Using the data beneath, show every line that includes the word "informacji".

### [MATERIAL]
[BEGIN]

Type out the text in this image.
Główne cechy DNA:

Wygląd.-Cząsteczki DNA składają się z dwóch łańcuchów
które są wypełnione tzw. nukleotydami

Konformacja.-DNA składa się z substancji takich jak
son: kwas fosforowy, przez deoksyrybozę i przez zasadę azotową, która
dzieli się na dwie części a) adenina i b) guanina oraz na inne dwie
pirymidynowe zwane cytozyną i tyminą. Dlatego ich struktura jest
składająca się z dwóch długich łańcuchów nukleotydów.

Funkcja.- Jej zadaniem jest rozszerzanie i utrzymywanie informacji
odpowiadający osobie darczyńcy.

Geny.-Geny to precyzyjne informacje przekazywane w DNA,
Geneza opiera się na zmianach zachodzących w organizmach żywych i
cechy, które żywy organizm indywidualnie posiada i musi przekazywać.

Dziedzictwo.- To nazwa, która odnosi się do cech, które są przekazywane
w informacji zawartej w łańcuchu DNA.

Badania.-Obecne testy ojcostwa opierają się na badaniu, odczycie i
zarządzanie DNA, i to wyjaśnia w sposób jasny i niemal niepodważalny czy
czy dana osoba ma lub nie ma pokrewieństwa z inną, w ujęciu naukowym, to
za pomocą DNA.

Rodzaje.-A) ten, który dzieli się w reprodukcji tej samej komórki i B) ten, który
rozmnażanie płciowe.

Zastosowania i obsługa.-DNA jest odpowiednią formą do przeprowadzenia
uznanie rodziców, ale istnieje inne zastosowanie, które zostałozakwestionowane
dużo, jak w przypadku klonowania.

[END]

### [FINAL RESULT]
Funkcja.- Jej zadaniem jest rozszerzanie i utrzymywanie informacji
w informacji zawartej w łańcuchu DNA.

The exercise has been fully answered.